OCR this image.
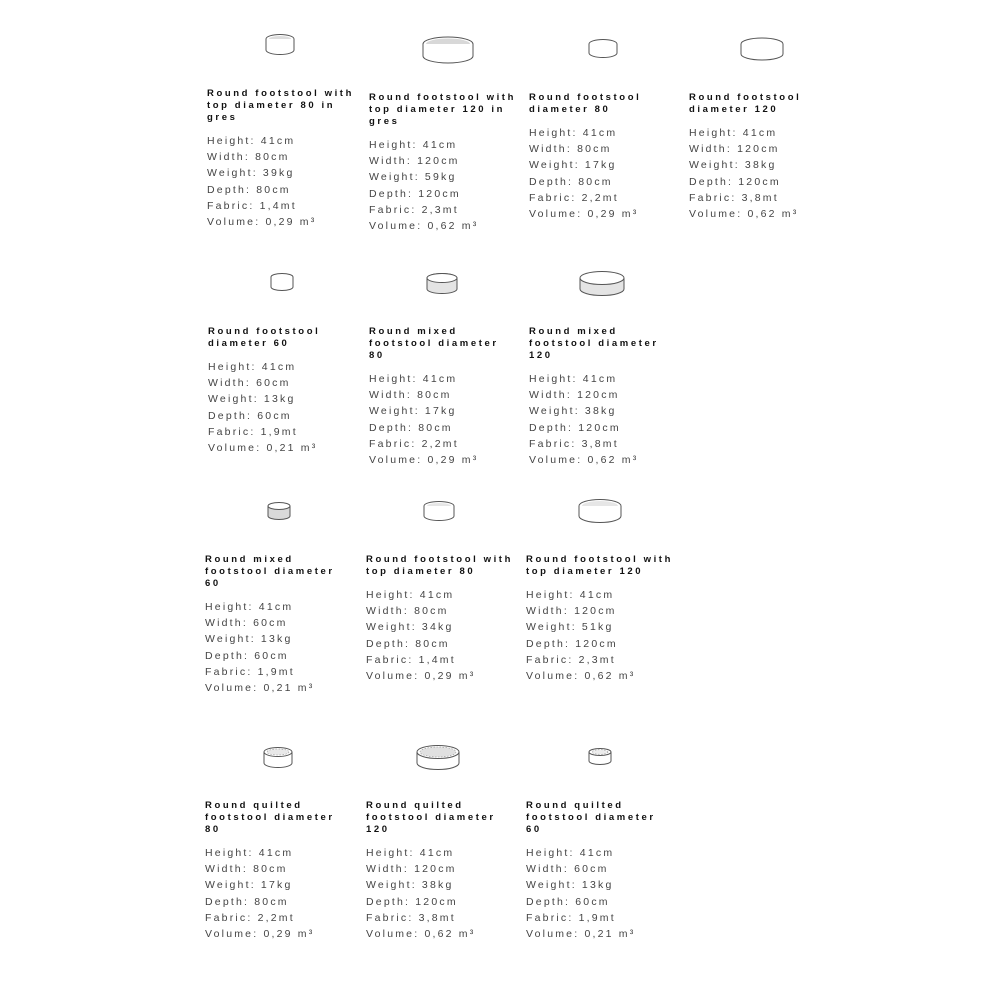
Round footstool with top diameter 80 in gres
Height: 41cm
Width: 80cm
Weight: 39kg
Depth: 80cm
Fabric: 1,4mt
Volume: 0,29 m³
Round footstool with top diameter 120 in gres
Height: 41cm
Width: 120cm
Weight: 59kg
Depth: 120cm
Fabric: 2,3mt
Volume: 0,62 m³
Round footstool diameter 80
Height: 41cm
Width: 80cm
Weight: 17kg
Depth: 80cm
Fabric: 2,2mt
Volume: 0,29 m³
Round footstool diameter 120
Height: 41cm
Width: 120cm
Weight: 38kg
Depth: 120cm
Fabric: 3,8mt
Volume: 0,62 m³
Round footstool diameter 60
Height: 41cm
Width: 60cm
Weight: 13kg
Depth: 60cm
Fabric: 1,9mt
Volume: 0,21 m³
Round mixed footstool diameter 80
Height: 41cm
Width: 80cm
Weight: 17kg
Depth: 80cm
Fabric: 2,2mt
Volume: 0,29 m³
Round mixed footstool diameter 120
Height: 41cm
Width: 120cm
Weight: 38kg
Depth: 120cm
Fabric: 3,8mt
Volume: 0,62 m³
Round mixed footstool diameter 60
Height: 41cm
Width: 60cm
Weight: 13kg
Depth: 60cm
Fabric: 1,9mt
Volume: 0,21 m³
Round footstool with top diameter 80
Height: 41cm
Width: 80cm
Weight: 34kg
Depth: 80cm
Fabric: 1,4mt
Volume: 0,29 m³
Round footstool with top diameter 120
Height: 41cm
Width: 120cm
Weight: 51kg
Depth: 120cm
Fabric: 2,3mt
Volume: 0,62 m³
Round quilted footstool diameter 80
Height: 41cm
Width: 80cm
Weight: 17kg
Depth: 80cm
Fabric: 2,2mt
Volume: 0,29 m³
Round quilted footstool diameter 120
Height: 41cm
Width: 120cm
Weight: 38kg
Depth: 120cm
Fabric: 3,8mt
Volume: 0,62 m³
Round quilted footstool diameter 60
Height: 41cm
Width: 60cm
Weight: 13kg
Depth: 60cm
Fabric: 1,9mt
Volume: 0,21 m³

────────────────

Are you able to set down all the lines above exactly, without any pictures?

OCR this image.
Round footstool with top diameter 80 in gres
Height: 41cm
Width: 80cm
Weight: 39kg
Depth: 80cm
Fabric: 1,4mt
Volume: 0,29 m³
Round footstool with top diameter 120 in gres
Height: 41cm
Width: 120cm
Weight: 59kg
Depth: 120cm
Fabric: 2,3mt
Volume: 0,62 m³
Round footstool diameter 80
Height: 41cm
Width: 80cm
Weight: 17kg
Depth: 80cm
Fabric: 2,2mt
Volume: 0,29 m³
Round footstool diameter 120
Height: 41cm
Width: 120cm
Weight: 38kg
Depth: 120cm
Fabric: 3,8mt
Volume: 0,62 m³
Round footstool diameter 60
Height: 41cm
Width: 60cm
Weight: 13kg
Depth: 60cm
Fabric: 1,9mt
Volume: 0,21 m³
Round mixed footstool diameter 80
Height: 41cm
Width: 80cm
Weight: 17kg
Depth: 80cm
Fabric: 2,2mt
Volume: 0,29 m³
Round mixed footstool diameter 120
Height: 41cm
Width: 120cm
Weight: 38kg
Depth: 120cm
Fabric: 3,8mt
Volume: 0,62 m³
Round mixed footstool diameter 60
Height: 41cm
Width: 60cm
Weight: 13kg
Depth: 60cm
Fabric: 1,9mt
Volume: 0,21 m³
Round footstool with top diameter 80
Height: 41cm
Width: 80cm
Weight: 34kg
Depth: 80cm
Fabric: 1,4mt
Volume: 0,29 m³
Round footstool with top diameter 120
Height: 41cm
Width: 120cm
Weight: 51kg
Depth: 120cm
Fabric: 2,3mt
Volume: 0,62 m³
Round quilted footstool diameter 80
Height: 41cm
Width: 80cm
Weight: 17kg
Depth: 80cm
Fabric: 2,2mt
Volume: 0,29 m³
Round quilted footstool diameter 120
Height: 41cm
Width: 120cm
Weight: 38kg
Depth: 120cm
Fabric: 3,8mt
Volume: 0,62 m³
Round quilted footstool diameter 60
Height: 41cm
Width: 60cm
Weight: 13kg
Depth: 60cm
Fabric: 1,9mt
Volume: 0,21 m³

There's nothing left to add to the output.